Stored dataset items:
━━━━━━
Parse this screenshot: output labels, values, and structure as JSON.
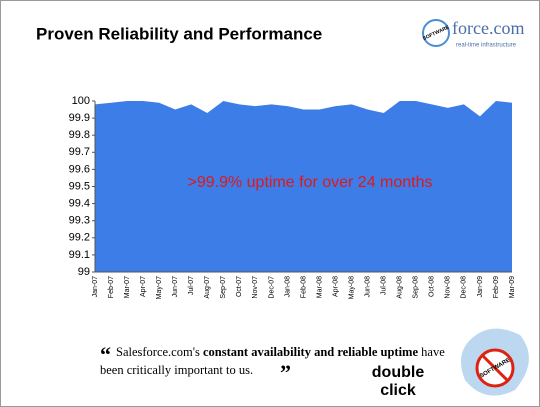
{
  "header": {
    "title": "Proven Reliability and Performance",
    "badge": "SOFTWARE",
    "logo": "force.com",
    "logo_tagline": "real-time infrastructure"
  },
  "chart_data": {
    "type": "area",
    "categories": [
      "Jan-07",
      "Feb-07",
      "Mar-07",
      "Apr-07",
      "May-07",
      "Jun-07",
      "Jul-07",
      "Aug-07",
      "Sep-07",
      "Oct-07",
      "Nov-07",
      "Dec-07",
      "Jan-08",
      "Feb-08",
      "Mar-08",
      "Apr-08",
      "May-08",
      "Jun-08",
      "Jul-08",
      "Aug-08",
      "Sep-08",
      "Oct-08",
      "Nov-08",
      "Dec-08",
      "Jan-09",
      "Feb-09",
      "Mar-09"
    ],
    "values": [
      99.98,
      99.99,
      100,
      100,
      99.99,
      99.95,
      99.98,
      99.93,
      100,
      99.98,
      99.97,
      99.98,
      99.97,
      99.95,
      99.95,
      99.97,
      99.98,
      99.95,
      99.93,
      100,
      100,
      99.98,
      99.96,
      99.98,
      99.91,
      100,
      99.99
    ],
    "color": "#3d7de8",
    "ylim": [
      99,
      100
    ],
    "yticks": [
      99,
      99.1,
      99.2,
      99.3,
      99.4,
      99.5,
      99.6,
      99.7,
      99.8,
      99.9,
      100
    ],
    "annotation": ">99.9% uptime for over 24 months"
  },
  "quote": {
    "open_mark": "“",
    "part1": "Salesforce.com's ",
    "part2": "constant availability and reliable uptime",
    "part3": " have",
    "part4": "been critically important to us.",
    "close_mark": "”"
  },
  "footer": {
    "logo_top": "double",
    "logo_bottom": "click",
    "stamp": "SOFTWARE"
  }
}
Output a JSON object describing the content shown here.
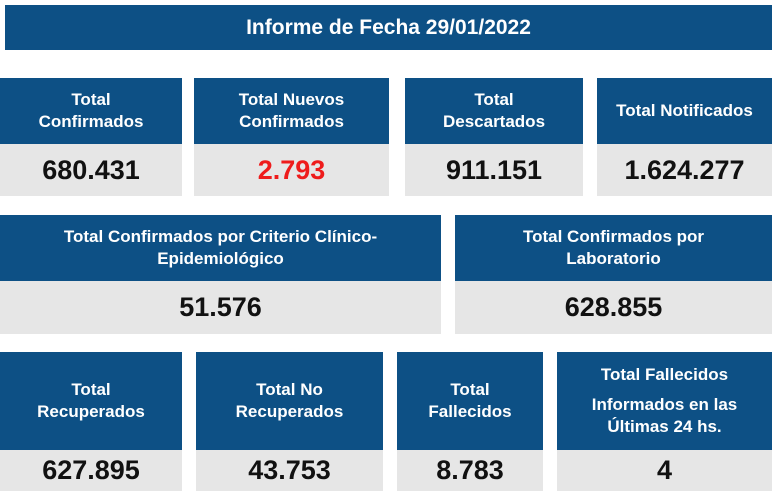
{
  "report": {
    "title": "Informe de Fecha 29/01/2022"
  },
  "row1": [
    {
      "label": "Total\nConfirmados",
      "value": "680.431"
    },
    {
      "label": "Total Nuevos\nConfirmados",
      "value": "2.793"
    },
    {
      "label": "Total\nDescartados",
      "value": "911.151"
    },
    {
      "label": "Total Notificados",
      "value": "1.624.277"
    }
  ],
  "row2": [
    {
      "label": "Total Confirmados por Criterio Clínico-\nEpidemiológico",
      "value": "51.576"
    },
    {
      "label": "Total Confirmados por\nLaboratorio",
      "value": "628.855"
    }
  ],
  "row3": [
    {
      "label": "Total\nRecuperados",
      "value": "627.895"
    },
    {
      "label": "Total No\nRecuperados",
      "value": "43.753"
    },
    {
      "label": "Total\nFallecidos",
      "value": "8.783"
    },
    {
      "label": "Total Fallecidos",
      "sublabel": "Informados en las\nÚltimas 24 hs.",
      "value": "4"
    }
  ],
  "colors": {
    "header_bg": "#0d5085",
    "value_bg": "#e6e6e6",
    "highlight": "#ee1c1c"
  }
}
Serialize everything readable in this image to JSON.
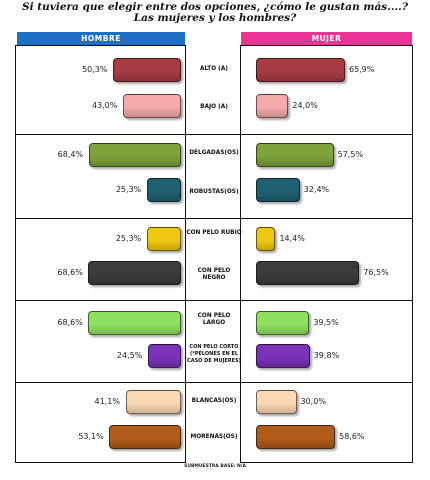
{
  "title_line1": "Si tuviera que elegir entre dos opciones, ¿cómo le gustan más....?",
  "title_line2": "Las mujeres y los hombres?",
  "footer": "Submuestra base: N/A",
  "colors": {
    "men_header": "#1f6fc5",
    "women_header": "#ea3596"
  },
  "chart_data": {
    "type": "bar",
    "orientation": "horizontal",
    "title": "Si tuviera que elegir entre dos opciones, ¿cómo le gustan más....? Las mujeres y los hombres?",
    "categories": [
      "Alto (a)",
      "Bajo (a)",
      "Delgadas(os)",
      "Robustas(os)",
      "Con pelo rubio",
      "Con pelo negro",
      "Con pelo largo",
      "Con pelo corto (*pelones en el caso de mujeres)",
      "Blancas(os)",
      "Morenas(os)"
    ],
    "series": [
      {
        "name": "Hombre",
        "values": [
          50.3,
          43.0,
          68.4,
          25.3,
          25.3,
          68.6,
          68.6,
          24.5,
          41.1,
          53.1
        ],
        "labels": [
          "50,3%",
          "43,0%",
          "68,4%",
          "25,3%",
          "25,3%",
          "68,6%",
          "68,6%",
          "24,5%",
          "41,1%",
          "53,1%"
        ]
      },
      {
        "name": "Mujer",
        "values": [
          65.9,
          24.0,
          57.5,
          32.4,
          14.4,
          76.5,
          39.5,
          39.8,
          30.0,
          58.6
        ],
        "labels": [
          "65,9%",
          "24,0%",
          "57,5%",
          "32,4%",
          "14,4%",
          "76,5%",
          "39,5%",
          "39,8%",
          "30,0%",
          "58,6%"
        ]
      }
    ],
    "bar_colors": [
      "#a83c43",
      "#f4aaa9",
      "#7fa23c",
      "#1f6170",
      "#f0c710",
      "#3c3c3c",
      "#8ee060",
      "#7a33b8",
      "#fad8b4",
      "#b05c1a"
    ],
    "groups": 5,
    "xlim": [
      0,
      100
    ],
    "grid": false
  }
}
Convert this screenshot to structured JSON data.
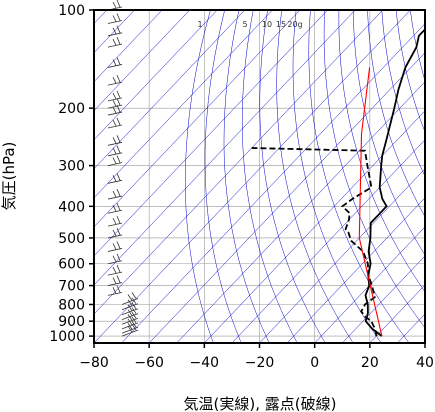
━━━━━━
- _WHAT THE EXERCISE ASKS_: Set down every entry word for word, but omit the pictures.

- _TASK ANSWER_:
Parse this screenshot: output labels, values, and structure as JSON.
{
  "header": {
    "title": "Proven Reliability and Performance",
    "badge": "SOFTWARE",
    "logo": "force.com",
    "logo_tagline": "real-time infrastructure"
  },
  "chart_data": {
    "type": "area",
    "categories": [
      "Jan-07",
      "Feb-07",
      "Mar-07",
      "Apr-07",
      "May-07",
      "Jun-07",
      "Jul-07",
      "Aug-07",
      "Sep-07",
      "Oct-07",
      "Nov-07",
      "Dec-07",
      "Jan-08",
      "Feb-08",
      "Mar-08",
      "Apr-08",
      "May-08",
      "Jun-08",
      "Jul-08",
      "Aug-08",
      "Sep-08",
      "Oct-08",
      "Nov-08",
      "Dec-08",
      "Jan-09",
      "Feb-09",
      "Mar-09"
    ],
    "values": [
      99.98,
      99.99,
      100,
      100,
      99.99,
      99.95,
      99.98,
      99.93,
      100,
      99.98,
      99.97,
      99.98,
      99.97,
      99.95,
      99.95,
      99.97,
      99.98,
      99.95,
      99.93,
      100,
      100,
      99.98,
      99.96,
      99.98,
      99.91,
      100,
      99.99
    ],
    "color": "#3d7de8",
    "ylim": [
      99,
      100
    ],
    "yticks": [
      99,
      99.1,
      99.2,
      99.3,
      99.4,
      99.5,
      99.6,
      99.7,
      99.8,
      99.9,
      100
    ],
    "annotation": ">99.9% uptime for over 24 months"
  },
  "quote": {
    "open_mark": "“",
    "part1": "Salesforce.com's ",
    "part2": "constant availability and reliable uptime",
    "part3": " have",
    "part4": "been critically important to us.",
    "close_mark": "”"
  },
  "footer": {
    "logo_top": "double",
    "logo_bottom": "click",
    "stamp": "SOFTWARE"
  }
}
Output a JSON object describing the content shown here.
{
  "report": {
    "title": "Informe de Fecha 29/01/2022"
  },
  "row1": [
    {
      "label": "Total\nConfirmados",
      "value": "680.431"
    },
    {
      "label": "Total Nuevos\nConfirmados",
      "value": "2.793"
    },
    {
      "label": "Total\nDescartados",
      "value": "911.151"
    },
    {
      "label": "Total Notificados",
      "value": "1.624.277"
    }
  ],
  "row2": [
    {
      "label": "Total Confirmados por Criterio Clínico-\nEpidemiológico",
      "value": "51.576"
    },
    {
      "label": "Total Confirmados por\nLaboratorio",
      "value": "628.855"
    }
  ],
  "row3": [
    {
      "label": "Total\nRecuperados",
      "value": "627.895"
    },
    {
      "label": "Total No\nRecuperados",
      "value": "43.753"
    },
    {
      "label": "Total\nFallecidos",
      "value": "8.783"
    },
    {
      "label": "Total Fallecidos",
      "sublabel": "Informados en las\nÚltimas 24 hs.",
      "value": "4"
    }
  ],
  "colors": {
    "header_bg": "#0d5085",
    "value_bg": "#e6e6e6",
    "highlight": "#ee1c1c"
  }
}
Serialize everything readable in this image to JSON.
{
  "title_line1": "Si tuviera que elegir entre dos opciones, ¿cómo le gustan más....?",
  "title_line2": "Las mujeres y los hombres?",
  "footer": "Submuestra base: N/A",
  "colors": {
    "men_header": "#1f6fc5",
    "women_header": "#ea3596"
  },
  "chart_data": {
    "type": "bar",
    "orientation": "horizontal",
    "title": "Si tuviera que elegir entre dos opciones, ¿cómo le gustan más....? Las mujeres y los hombres?",
    "categories": [
      "Alto (a)",
      "Bajo (a)",
      "Delgadas(os)",
      "Robustas(os)",
      "Con pelo rubio",
      "Con pelo negro",
      "Con pelo largo",
      "Con pelo corto (*pelones en el caso de mujeres)",
      "Blancas(os)",
      "Morenas(os)"
    ],
    "series": [
      {
        "name": "Hombre",
        "values": [
          50.3,
          43.0,
          68.4,
          25.3,
          25.3,
          68.6,
          68.6,
          24.5,
          41.1,
          53.1
        ],
        "labels": [
          "50,3%",
          "43,0%",
          "68,4%",
          "25,3%",
          "25,3%",
          "68,6%",
          "68,6%",
          "24,5%",
          "41,1%",
          "53,1%"
        ]
      },
      {
        "name": "Mujer",
        "values": [
          65.9,
          24.0,
          57.5,
          32.4,
          14.4,
          76.5,
          39.5,
          39.8,
          30.0,
          58.6
        ],
        "labels": [
          "65,9%",
          "24,0%",
          "57,5%",
          "32,4%",
          "14,4%",
          "76,5%",
          "39,5%",
          "39,8%",
          "30,0%",
          "58,6%"
        ]
      }
    ],
    "bar_colors": [
      "#a83c43",
      "#f4aaa9",
      "#7fa23c",
      "#1f6170",
      "#f0c710",
      "#3c3c3c",
      "#8ee060",
      "#7a33b8",
      "#fad8b4",
      "#b05c1a"
    ],
    "groups": 5,
    "xlim": [
      0,
      100
    ],
    "grid": false
  }
}
Convert this screenshot to structured JSON data.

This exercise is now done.